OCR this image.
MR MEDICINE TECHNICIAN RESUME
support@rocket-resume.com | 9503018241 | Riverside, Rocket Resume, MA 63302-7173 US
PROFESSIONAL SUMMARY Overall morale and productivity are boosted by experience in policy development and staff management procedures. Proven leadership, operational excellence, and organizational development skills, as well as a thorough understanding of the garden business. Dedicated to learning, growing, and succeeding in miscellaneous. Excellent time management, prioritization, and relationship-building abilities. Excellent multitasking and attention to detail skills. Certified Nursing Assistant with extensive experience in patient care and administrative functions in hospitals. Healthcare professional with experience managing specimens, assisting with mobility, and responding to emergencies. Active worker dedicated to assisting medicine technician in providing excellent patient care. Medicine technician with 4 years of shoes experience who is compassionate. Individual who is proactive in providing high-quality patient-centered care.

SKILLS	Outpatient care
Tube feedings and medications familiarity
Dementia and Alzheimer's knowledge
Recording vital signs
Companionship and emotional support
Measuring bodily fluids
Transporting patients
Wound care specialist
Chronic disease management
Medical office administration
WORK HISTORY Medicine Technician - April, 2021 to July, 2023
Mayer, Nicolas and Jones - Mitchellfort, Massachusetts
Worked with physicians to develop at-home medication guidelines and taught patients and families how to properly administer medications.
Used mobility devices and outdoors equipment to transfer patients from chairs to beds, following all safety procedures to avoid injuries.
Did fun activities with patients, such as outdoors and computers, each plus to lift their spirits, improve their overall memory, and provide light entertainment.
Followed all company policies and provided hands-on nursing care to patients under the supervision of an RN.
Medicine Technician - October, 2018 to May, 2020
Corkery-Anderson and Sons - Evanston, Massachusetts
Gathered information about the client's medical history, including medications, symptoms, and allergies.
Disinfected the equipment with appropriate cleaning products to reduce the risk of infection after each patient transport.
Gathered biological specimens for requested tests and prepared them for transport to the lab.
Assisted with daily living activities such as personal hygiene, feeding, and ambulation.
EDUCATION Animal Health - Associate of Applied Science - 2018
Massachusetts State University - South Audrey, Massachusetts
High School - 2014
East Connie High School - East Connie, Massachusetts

* * * * *

* [Task item]: Copy down the entries exactly, leaving out no line.

* [Reply to the task]:
OCR this image.
MR MEDICINE TECHNICIAN RESUME
support@rocket-resume.com | 9503018241 | Riverside, Rocket Resume, MA 63302-7173 US
PROFESSIONAL SUMMARY Overall morale and productivity are boosted by experience in policy development and staff management procedures. Proven leadership, operational excellence, and organizational development skills, as well as a thorough understanding of the garden business. Dedicated to learning, growing, and succeeding in miscellaneous. Excellent time management, prioritization, and relationship-building abilities. Excellent multitasking and attention to detail skills. Certified Nursing Assistant with extensive experience in patient care and administrative functions in hospitals. Healthcare professional with experience managing specimens, assisting with mobility, and responding to emergencies. Active worker dedicated to assisting medicine technician in providing excellent patient care. Medicine technician with 4 years of shoes experience who is compassionate. Individual who is proactive in providing high-quality patient-centered care.

SKILLS	Outpatient care
Tube feedings and medications familiarity
Dementia and Alzheimer's knowledge
Recording vital signs
Companionship and emotional support
Measuring bodily fluids
Transporting patients
Wound care specialist
Chronic disease management
Medical office administration
WORK HISTORY Medicine Technician - April, 2021 to July, 2023
Mayer, Nicolas and Jones - Mitchellfort, Massachusetts
Worked with physicians to develop at-home medication guidelines and taught patients and families how to properly administer medications.
Used mobility devices and outdoors equipment to transfer patients from chairs to beds, following all safety procedures to avoid injuries.
Did fun activities with patients, such as outdoors and computers, each plus to lift their spirits, improve their overall memory, and provide light entertainment.
Followed all company policies and provided hands-on nursing care to patients under the supervision of an RN.
Medicine Technician - October, 2018 to May, 2020
Corkery-Anderson and Sons - Evanston, Massachusetts
Gathered information about the client's medical history, including medications, symptoms, and allergies.
Disinfected the equipment with appropriate cleaning products to reduce the risk of infection after each patient transport.
Gathered biological specimens for requested tests and prepared them for transport to the lab.
Assisted with daily living activities such as personal hygiene, feeding, and ambulation.
EDUCATION Animal Health - Associate of Applied Science - 2018
Massachusetts State University - South Audrey, Massachusetts
High School - 2014
East Connie High School - East Connie, Massachusetts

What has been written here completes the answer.